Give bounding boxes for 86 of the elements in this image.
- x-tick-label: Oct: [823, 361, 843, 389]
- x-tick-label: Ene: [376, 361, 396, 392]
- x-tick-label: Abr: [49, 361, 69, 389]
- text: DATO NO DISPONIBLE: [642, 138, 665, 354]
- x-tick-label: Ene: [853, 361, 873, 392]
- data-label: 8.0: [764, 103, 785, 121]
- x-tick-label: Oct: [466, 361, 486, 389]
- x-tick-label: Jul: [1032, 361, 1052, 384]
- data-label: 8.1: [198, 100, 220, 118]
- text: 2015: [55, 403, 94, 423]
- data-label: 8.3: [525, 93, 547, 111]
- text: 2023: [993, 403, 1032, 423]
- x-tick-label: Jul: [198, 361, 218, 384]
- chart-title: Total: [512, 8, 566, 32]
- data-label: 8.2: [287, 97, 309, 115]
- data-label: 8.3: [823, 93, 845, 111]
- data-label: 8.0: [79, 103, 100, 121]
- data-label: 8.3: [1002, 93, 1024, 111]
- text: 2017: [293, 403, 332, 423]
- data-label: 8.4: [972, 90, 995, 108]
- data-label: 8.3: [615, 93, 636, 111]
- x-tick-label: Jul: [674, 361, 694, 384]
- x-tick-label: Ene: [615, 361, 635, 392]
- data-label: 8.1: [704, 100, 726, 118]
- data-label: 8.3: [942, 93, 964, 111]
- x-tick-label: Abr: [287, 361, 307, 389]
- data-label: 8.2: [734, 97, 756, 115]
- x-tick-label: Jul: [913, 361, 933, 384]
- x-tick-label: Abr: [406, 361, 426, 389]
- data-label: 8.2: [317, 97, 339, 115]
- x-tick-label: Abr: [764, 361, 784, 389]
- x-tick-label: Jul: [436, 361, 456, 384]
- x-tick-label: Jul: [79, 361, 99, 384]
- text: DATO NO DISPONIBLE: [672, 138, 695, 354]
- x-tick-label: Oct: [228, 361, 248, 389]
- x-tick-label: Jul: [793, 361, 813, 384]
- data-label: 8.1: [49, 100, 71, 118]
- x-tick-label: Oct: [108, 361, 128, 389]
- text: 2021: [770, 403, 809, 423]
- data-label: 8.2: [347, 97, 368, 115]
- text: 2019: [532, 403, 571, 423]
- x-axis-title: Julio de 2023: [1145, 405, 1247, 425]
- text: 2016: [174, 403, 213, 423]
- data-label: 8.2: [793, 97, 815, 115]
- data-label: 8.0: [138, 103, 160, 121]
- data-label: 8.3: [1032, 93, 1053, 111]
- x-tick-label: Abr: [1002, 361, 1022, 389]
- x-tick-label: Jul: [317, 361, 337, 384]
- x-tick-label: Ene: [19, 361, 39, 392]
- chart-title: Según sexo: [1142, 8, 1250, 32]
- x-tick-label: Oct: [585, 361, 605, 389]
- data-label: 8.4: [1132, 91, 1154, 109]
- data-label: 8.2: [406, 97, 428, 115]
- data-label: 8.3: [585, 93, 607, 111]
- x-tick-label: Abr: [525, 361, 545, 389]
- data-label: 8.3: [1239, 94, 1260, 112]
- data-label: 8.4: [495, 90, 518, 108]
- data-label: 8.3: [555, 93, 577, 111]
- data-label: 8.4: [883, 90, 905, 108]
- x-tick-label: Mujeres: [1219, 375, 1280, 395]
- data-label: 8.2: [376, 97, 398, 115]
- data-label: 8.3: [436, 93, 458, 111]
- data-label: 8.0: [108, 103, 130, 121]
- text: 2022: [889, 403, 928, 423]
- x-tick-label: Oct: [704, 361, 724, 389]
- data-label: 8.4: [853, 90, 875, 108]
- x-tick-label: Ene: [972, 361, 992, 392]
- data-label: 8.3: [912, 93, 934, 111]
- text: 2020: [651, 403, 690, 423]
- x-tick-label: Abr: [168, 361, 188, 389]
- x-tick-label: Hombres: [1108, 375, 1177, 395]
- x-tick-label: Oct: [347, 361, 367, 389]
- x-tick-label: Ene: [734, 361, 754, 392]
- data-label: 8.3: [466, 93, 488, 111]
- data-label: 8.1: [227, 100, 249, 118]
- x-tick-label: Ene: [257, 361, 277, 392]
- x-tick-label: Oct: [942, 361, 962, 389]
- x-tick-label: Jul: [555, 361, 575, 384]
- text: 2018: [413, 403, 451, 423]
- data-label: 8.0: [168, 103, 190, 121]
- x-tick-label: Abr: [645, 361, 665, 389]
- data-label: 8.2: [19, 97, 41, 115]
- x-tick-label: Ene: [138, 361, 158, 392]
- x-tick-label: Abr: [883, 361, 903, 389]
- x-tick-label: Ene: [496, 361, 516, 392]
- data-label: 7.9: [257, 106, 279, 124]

- [Task directions]: Copy the listing above line for line, leaving every character as it is.

- [Task result]:
Give bounding boxes for 86 of the elements in this image.
- x-tick-label: Oct: [823, 361, 843, 389]
- x-tick-label: Ene: [376, 361, 396, 392]
- x-tick-label: Abr: [49, 361, 69, 389]
- text: DATO NO DISPONIBLE: [642, 138, 665, 354]
- x-tick-label: Ene: [853, 361, 873, 392]
- data-label: 8.0: [764, 103, 785, 121]
- x-tick-label: Oct: [466, 361, 486, 389]
- x-tick-label: Jul: [1032, 361, 1052, 384]
- data-label: 8.1: [198, 100, 220, 118]
- text: 2015: [55, 403, 94, 423]
- data-label: 8.3: [525, 93, 547, 111]
- text: 2023: [993, 403, 1032, 423]
- x-tick-label: Jul: [198, 361, 218, 384]
- chart-title: Total: [512, 8, 566, 32]
- data-label: 8.2: [287, 97, 309, 115]
- data-label: 8.3: [823, 93, 845, 111]
- data-label: 8.0: [79, 103, 100, 121]
- data-label: 8.3: [1002, 93, 1024, 111]
- text: 2017: [293, 403, 332, 423]
- data-label: 8.4: [972, 90, 995, 108]
- data-label: 8.3: [615, 93, 636, 111]
- x-tick-label: Jul: [674, 361, 694, 384]
- x-tick-label: Ene: [615, 361, 635, 392]
- data-label: 8.1: [704, 100, 726, 118]
- data-label: 8.3: [942, 93, 964, 111]
- x-tick-label: Abr: [287, 361, 307, 389]
- data-label: 8.2: [734, 97, 756, 115]
- x-tick-label: Jul: [913, 361, 933, 384]
- x-tick-label: Abr: [406, 361, 426, 389]
- data-label: 8.2: [317, 97, 339, 115]
- x-tick-label: Abr: [764, 361, 784, 389]
- x-tick-label: Jul: [436, 361, 456, 384]
- x-tick-label: Jul: [79, 361, 99, 384]
- text: DATO NO DISPONIBLE: [672, 138, 695, 354]
- x-tick-label: Oct: [228, 361, 248, 389]
- x-tick-label: Jul: [793, 361, 813, 384]
- data-label: 8.1: [49, 100, 71, 118]
- x-tick-label: Oct: [108, 361, 128, 389]
- text: 2021: [770, 403, 809, 423]
- data-label: 8.2: [347, 97, 368, 115]
- text: 2019: [532, 403, 571, 423]
- x-axis-title: Julio de 2023: [1145, 405, 1247, 425]
- text: 2016: [174, 403, 213, 423]
- data-label: 8.2: [793, 97, 815, 115]
- data-label: 8.0: [138, 103, 160, 121]
- data-label: 8.3: [1032, 93, 1053, 111]
- x-tick-label: Abr: [1002, 361, 1022, 389]
- x-tick-label: Jul: [317, 361, 337, 384]
- x-tick-label: Ene: [19, 361, 39, 392]
- chart-title: Según sexo: [1142, 8, 1250, 32]
- x-tick-label: Oct: [585, 361, 605, 389]
- data-label: 8.4: [1132, 91, 1154, 109]
- data-label: 8.2: [406, 97, 428, 115]
- data-label: 8.3: [585, 93, 607, 111]
- x-tick-label: Abr: [525, 361, 545, 389]
- data-label: 8.3: [1239, 94, 1260, 112]
- data-label: 8.4: [495, 90, 518, 108]
- data-label: 8.3: [555, 93, 577, 111]
- data-label: 8.4: [883, 90, 905, 108]
- x-tick-label: Mujeres: [1219, 375, 1280, 395]
- data-label: 8.2: [376, 97, 398, 115]
- data-label: 8.3: [436, 93, 458, 111]
- data-label: 8.0: [108, 103, 130, 121]
- text: 2022: [889, 403, 928, 423]
- x-tick-label: Oct: [704, 361, 724, 389]
- data-label: 8.4: [853, 90, 875, 108]
- x-tick-label: Ene: [972, 361, 992, 392]
- data-label: 8.3: [912, 93, 934, 111]
- text: 2020: [651, 403, 690, 423]
- x-tick-label: Abr: [168, 361, 188, 389]
- x-tick-label: Hombres: [1108, 375, 1177, 395]
- x-tick-label: Oct: [347, 361, 367, 389]
- x-tick-label: Ene: [734, 361, 754, 392]
- data-label: 8.3: [466, 93, 488, 111]
- data-label: 8.1: [227, 100, 249, 118]
- x-tick-label: Ene: [257, 361, 277, 392]
- x-tick-label: Oct: [942, 361, 962, 389]
- x-tick-label: Jul: [555, 361, 575, 384]
- text: 2018: [413, 403, 451, 423]
- data-label: 8.0: [168, 103, 190, 121]
- x-tick-label: Abr: [645, 361, 665, 389]
- data-label: 8.2: [19, 97, 41, 115]
- x-tick-label: Ene: [138, 361, 158, 392]
- x-tick-label: Abr: [883, 361, 903, 389]
- x-tick-label: Ene: [496, 361, 516, 392]
- data-label: 7.9: [257, 106, 279, 124]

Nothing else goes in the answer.